Stated exercise:
Repeat, without any change, the entries presented below.

Data records:
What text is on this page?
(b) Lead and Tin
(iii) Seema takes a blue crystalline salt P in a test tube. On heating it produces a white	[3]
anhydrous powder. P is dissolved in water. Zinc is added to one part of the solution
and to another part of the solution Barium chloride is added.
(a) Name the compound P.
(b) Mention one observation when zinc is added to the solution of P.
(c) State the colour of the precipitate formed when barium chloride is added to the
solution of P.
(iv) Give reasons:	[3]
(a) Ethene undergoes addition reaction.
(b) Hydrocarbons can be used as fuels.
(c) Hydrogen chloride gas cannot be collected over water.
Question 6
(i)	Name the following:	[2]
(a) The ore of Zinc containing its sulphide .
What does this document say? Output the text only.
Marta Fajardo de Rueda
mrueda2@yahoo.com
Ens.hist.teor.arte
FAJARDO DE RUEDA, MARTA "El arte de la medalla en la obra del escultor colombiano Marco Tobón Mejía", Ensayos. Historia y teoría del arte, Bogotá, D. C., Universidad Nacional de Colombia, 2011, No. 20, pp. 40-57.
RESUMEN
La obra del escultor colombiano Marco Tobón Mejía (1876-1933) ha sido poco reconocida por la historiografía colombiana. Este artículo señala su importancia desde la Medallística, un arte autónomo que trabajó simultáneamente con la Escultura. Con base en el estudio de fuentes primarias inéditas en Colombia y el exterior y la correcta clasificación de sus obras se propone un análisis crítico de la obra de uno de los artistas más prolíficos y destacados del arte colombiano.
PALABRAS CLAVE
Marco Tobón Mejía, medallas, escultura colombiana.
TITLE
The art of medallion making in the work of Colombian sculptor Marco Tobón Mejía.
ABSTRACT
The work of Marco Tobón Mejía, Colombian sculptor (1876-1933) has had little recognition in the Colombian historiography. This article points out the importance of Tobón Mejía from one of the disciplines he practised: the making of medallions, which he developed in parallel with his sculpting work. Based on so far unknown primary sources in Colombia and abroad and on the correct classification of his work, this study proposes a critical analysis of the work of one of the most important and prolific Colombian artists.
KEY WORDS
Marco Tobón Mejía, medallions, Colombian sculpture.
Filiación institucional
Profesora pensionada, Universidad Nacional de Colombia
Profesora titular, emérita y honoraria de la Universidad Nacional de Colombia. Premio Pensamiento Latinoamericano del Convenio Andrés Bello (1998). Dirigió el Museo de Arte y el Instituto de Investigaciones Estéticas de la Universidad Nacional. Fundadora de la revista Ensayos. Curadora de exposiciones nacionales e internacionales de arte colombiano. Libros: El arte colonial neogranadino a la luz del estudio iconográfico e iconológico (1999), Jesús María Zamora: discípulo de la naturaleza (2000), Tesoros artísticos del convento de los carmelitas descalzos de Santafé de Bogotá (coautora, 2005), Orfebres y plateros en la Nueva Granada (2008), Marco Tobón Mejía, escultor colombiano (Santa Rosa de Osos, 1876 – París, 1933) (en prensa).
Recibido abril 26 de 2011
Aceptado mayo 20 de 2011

Finished task:
What text is on this page?
(b) Lead and Tin
(iii) Seema takes a blue crystalline salt P in a test tube. On heating it produces a white	[3]
anhydrous powder. P is dissolved in water. Zinc is added to one part of the solution
and to another part of the solution Barium chloride is added.
(a) Name the compound P.
(b) Mention one observation when zinc is added to the solution of P.
(c) State the colour of the precipitate formed when barium chloride is added to the
solution of P.
(iv) Give reasons:	[3]
(a) Ethene undergoes addition reaction.
(b) Hydrocarbons can be used as fuels.
(c) Hydrogen chloride gas cannot be collected over water.
Question 6
(i)	Name the following:	[2]
(a) The ore of Zinc containing its sulphide .
What does this document say? Output the text only.
Marta Fajardo de Rueda
mrueda2@yahoo.com
Ens.hist.teor.arte
FAJARDO DE RUEDA, MARTA "El arte de la medalla en la obra del escultor colombiano Marco Tobón Mejía", Ensayos. Historia y teoría del arte, Bogotá, D. C., Universidad Nacional de Colombia, 2011, No. 20, pp. 40-57.
RESUMEN
La obra del escultor colombiano Marco Tobón Mejía (1876-1933) ha sido poco reconocida por la historiografía colombiana. Este artículo señala su importancia desde la Medallística, un arte autónomo que trabajó simultáneamente con la Escultura. Con base en el estudio de fuentes primarias inéditas en Colombia y el exterior y la correcta clasificación de sus obras se propone un análisis crítico de la obra de uno de los artistas más prolíficos y destacados del arte colombiano.
PALABRAS CLAVE
Marco Tobón Mejía, medallas, escultura colombiana.
TITLE
The art of medallion making in the work of Colombian sculptor Marco Tobón Mejía.
ABSTRACT
The work of Marco Tobón Mejía, Colombian sculptor (1876-1933) has had little recognition in the Colombian historiography. This article points out the importance of Tobón Mejía from one of the disciplines he practised: the making of medallions, which he developed in parallel with his sculpting work. Based on so far unknown primary sources in Colombia and abroad and on the correct classification of his work, this study proposes a critical analysis of the work of one of the most important and prolific Colombian artists.
KEY WORDS
Marco Tobón Mejía, medallions, Colombian sculpture.
Filiación institucional
Profesora pensionada, Universidad Nacional de Colombia
Profesora titular, emérita y honoraria de la Universidad Nacional de Colombia. Premio Pensamiento Latinoamericano del Convenio Andrés Bello (1998). Dirigió el Museo de Arte y el Instituto de Investigaciones Estéticas de la Universidad Nacional. Fundadora de la revista Ensayos. Curadora de exposiciones nacionales e internacionales de arte colombiano. Libros: El arte colonial neogranadino a la luz del estudio iconográfico e iconológico (1999), Jesús María Zamora: discípulo de la naturaleza (2000), Tesoros artísticos del convento de los carmelitas descalzos de Santafé de Bogotá (coautora, 2005), Orfebres y plateros en la Nueva Granada (2008), Marco Tobón Mejía, escultor colombiano (Santa Rosa de Osos, 1876 – París, 1933) (en prensa).
Recibido abril 26 de 2011
Aceptado mayo 20 de 2011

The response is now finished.